::: MATERIAL SUPPLIED :::
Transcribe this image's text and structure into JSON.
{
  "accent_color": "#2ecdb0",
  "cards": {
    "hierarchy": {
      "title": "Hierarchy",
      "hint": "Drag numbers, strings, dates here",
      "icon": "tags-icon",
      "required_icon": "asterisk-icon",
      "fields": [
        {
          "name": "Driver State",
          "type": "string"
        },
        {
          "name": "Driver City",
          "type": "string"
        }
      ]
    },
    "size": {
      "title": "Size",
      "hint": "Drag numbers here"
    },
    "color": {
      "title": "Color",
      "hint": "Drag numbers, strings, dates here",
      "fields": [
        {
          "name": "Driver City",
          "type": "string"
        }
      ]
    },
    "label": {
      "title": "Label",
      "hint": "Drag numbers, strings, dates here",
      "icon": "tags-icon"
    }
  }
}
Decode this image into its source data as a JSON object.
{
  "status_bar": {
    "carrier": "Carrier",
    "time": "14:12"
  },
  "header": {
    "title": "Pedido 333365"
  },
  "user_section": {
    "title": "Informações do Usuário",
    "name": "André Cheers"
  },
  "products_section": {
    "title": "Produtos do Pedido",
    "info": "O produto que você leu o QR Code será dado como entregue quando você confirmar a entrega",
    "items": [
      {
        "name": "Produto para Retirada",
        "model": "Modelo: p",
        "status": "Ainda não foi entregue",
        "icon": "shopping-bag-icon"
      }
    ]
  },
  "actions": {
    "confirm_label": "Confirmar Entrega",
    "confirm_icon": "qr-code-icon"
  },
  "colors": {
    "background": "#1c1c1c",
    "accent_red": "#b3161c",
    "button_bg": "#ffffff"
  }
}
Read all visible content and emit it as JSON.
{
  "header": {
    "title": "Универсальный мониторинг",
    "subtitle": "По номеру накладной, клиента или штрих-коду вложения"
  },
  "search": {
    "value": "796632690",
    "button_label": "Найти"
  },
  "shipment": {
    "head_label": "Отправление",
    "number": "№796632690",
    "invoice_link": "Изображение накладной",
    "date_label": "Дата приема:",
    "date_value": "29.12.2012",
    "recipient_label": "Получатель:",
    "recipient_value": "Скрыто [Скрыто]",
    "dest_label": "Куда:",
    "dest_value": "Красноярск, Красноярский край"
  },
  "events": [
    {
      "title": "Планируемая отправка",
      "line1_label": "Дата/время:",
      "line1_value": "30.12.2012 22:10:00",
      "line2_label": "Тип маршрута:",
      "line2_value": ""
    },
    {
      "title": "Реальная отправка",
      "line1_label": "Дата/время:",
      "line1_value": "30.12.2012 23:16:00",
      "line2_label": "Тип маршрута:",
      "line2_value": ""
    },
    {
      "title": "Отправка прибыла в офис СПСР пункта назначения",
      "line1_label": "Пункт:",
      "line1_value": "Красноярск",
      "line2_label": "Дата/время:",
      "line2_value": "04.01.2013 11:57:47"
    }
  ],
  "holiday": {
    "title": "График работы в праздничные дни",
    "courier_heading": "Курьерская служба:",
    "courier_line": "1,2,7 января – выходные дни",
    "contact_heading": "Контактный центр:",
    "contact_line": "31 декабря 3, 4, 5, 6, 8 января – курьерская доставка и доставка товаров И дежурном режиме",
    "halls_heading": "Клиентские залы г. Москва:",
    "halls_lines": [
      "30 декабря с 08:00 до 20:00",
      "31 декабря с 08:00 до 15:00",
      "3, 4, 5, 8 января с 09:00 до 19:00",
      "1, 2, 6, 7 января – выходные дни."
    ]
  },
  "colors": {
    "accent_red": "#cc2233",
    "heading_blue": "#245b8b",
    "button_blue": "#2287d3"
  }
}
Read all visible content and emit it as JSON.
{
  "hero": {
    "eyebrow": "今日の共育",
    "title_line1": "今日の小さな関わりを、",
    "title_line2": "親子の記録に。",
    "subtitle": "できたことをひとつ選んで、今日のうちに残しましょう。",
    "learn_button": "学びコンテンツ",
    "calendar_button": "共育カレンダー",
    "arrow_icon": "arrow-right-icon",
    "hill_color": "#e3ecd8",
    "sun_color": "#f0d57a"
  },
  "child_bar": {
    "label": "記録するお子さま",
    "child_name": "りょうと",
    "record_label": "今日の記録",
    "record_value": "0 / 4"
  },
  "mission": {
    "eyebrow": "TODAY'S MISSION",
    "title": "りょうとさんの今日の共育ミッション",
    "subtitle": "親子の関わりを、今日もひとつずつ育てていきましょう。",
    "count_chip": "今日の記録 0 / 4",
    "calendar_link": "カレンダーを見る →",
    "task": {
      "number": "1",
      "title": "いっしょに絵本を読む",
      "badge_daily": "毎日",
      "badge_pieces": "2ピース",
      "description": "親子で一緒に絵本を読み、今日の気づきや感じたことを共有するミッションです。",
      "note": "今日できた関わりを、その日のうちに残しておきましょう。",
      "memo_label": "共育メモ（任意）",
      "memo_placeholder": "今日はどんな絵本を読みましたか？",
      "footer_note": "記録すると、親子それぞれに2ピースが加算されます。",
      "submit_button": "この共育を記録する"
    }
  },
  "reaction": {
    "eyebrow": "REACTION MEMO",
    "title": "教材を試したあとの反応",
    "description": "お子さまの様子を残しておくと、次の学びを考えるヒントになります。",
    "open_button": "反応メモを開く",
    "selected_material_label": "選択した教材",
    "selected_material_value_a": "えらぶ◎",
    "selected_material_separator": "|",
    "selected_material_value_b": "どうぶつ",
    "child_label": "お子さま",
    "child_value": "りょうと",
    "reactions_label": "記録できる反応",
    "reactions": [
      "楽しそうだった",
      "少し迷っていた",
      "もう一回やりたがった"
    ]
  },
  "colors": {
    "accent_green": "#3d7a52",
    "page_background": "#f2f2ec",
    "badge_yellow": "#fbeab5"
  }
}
:::
AIM>
Transcribe every entry word for word.

FINAL RESULT>
Transcribe this image's text and structure into JSON.
{
  "accent_color": "#2ecdb0",
  "cards": {
    "hierarchy": {
      "title": "Hierarchy",
      "hint": "Drag numbers, strings, dates here",
      "icon": "tags-icon",
      "required_icon": "asterisk-icon",
      "fields": [
        {
          "name": "Driver State",
          "type": "string"
        },
        {
          "name": "Driver City",
          "type": "string"
        }
      ]
    },
    "size": {
      "title": "Size",
      "hint": "Drag numbers here"
    },
    "color": {
      "title": "Color",
      "hint": "Drag numbers, strings, dates here",
      "fields": [
        {
          "name": "Driver City",
          "type": "string"
        }
      ]
    },
    "label": {
      "title": "Label",
      "hint": "Drag numbers, strings, dates here",
      "icon": "tags-icon"
    }
  }
}
Decode this image into its source data as a JSON object.
{
  "status_bar": {
    "carrier": "Carrier",
    "time": "14:12"
  },
  "header": {
    "title": "Pedido 333365"
  },
  "user_section": {
    "title": "Informações do Usuário",
    "name": "André Cheers"
  },
  "products_section": {
    "title": "Produtos do Pedido",
    "info": "O produto que você leu o QR Code será dado como entregue quando você confirmar a entrega",
    "items": [
      {
        "name": "Produto para Retirada",
        "model": "Modelo: p",
        "status": "Ainda não foi entregue",
        "icon": "shopping-bag-icon"
      }
    ]
  },
  "actions": {
    "confirm_label": "Confirmar Entrega",
    "confirm_icon": "qr-code-icon"
  },
  "colors": {
    "background": "#1c1c1c",
    "accent_red": "#b3161c",
    "button_bg": "#ffffff"
  }
}
Read all visible content and emit it as JSON.
{
  "header": {
    "title": "Универсальный мониторинг",
    "subtitle": "По номеру накладной, клиента или штрих-коду вложения"
  },
  "search": {
    "value": "796632690",
    "button_label": "Найти"
  },
  "shipment": {
    "head_label": "Отправление",
    "number": "№796632690",
    "invoice_link": "Изображение накладной",
    "date_label": "Дата приема:",
    "date_value": "29.12.2012",
    "recipient_label": "Получатель:",
    "recipient_value": "Скрыто [Скрыто]",
    "dest_label": "Куда:",
    "dest_value": "Красноярск, Красноярский край"
  },
  "events": [
    {
      "title": "Планируемая отправка",
      "line1_label": "Дата/время:",
      "line1_value": "30.12.2012 22:10:00",
      "line2_label": "Тип маршрута:",
      "line2_value": ""
    },
    {
      "title": "Реальная отправка",
      "line1_label": "Дата/время:",
      "line1_value": "30.12.2012 23:16:00",
      "line2_label": "Тип маршрута:",
      "line2_value": ""
    },
    {
      "title": "Отправка прибыла в офис СПСР пункта назначения",
      "line1_label": "Пункт:",
      "line1_value": "Красноярск",
      "line2_label": "Дата/время:",
      "line2_value": "04.01.2013 11:57:47"
    }
  ],
  "holiday": {
    "title": "График работы в праздничные дни",
    "courier_heading": "Курьерская служба:",
    "courier_line": "1,2,7 января – выходные дни",
    "contact_heading": "Контактный центр:",
    "contact_line": "31 декабря 3, 4, 5, 6, 8 января – курьерская доставка и доставка товаров И дежурном режиме",
    "halls_heading": "Клиентские залы г. Москва:",
    "halls_lines": [
      "30 декабря с 08:00 до 20:00",
      "31 декабря с 08:00 до 15:00",
      "3, 4, 5, 8 января с 09:00 до 19:00",
      "1, 2, 6, 7 января – выходные дни."
    ]
  },
  "colors": {
    "accent_red": "#cc2233",
    "heading_blue": "#245b8b",
    "button_blue": "#2287d3"
  }
}
Read all visible content and emit it as JSON.
{
  "hero": {
    "eyebrow": "今日の共育",
    "title_line1": "今日の小さな関わりを、",
    "title_line2": "親子の記録に。",
    "subtitle": "できたことをひとつ選んで、今日のうちに残しましょう。",
    "learn_button": "学びコンテンツ",
    "calendar_button": "共育カレンダー",
    "arrow_icon": "arrow-right-icon",
    "hill_color": "#e3ecd8",
    "sun_color": "#f0d57a"
  },
  "child_bar": {
    "label": "記録するお子さま",
    "child_name": "りょうと",
    "record_label": "今日の記録",
    "record_value": "0 / 4"
  },
  "mission": {
    "eyebrow": "TODAY'S MISSION",
    "title": "りょうとさんの今日の共育ミッション",
    "subtitle": "親子の関わりを、今日もひとつずつ育てていきましょう。",
    "count_chip": "今日の記録 0 / 4",
    "calendar_link": "カレンダーを見る →",
    "task": {
      "number": "1",
      "title": "いっしょに絵本を読む",
      "badge_daily": "毎日",
      "badge_pieces": "2ピース",
      "description": "親子で一緒に絵本を読み、今日の気づきや感じたことを共有するミッションです。",
      "note": "今日できた関わりを、その日のうちに残しておきましょう。",
      "memo_label": "共育メモ（任意）",
      "memo_placeholder": "今日はどんな絵本を読みましたか？",
      "footer_note": "記録すると、親子それぞれに2ピースが加算されます。",
      "submit_button": "この共育を記録する"
    }
  },
  "reaction": {
    "eyebrow": "REACTION MEMO",
    "title": "教材を試したあとの反応",
    "description": "お子さまの様子を残しておくと、次の学びを考えるヒントになります。",
    "open_button": "反応メモを開く",
    "selected_material_label": "選択した教材",
    "selected_material_value_a": "えらぶ◎",
    "selected_material_separator": "|",
    "selected_material_value_b": "どうぶつ",
    "child_label": "お子さま",
    "child_value": "りょうと",
    "reactions_label": "記録できる反応",
    "reactions": [
      "楽しそうだった",
      "少し迷っていた",
      "もう一回やりたがった"
    ]
  },
  "colors": {
    "accent_green": "#3d7a52",
    "page_background": "#f2f2ec",
    "badge_yellow": "#fbeab5"
  }
}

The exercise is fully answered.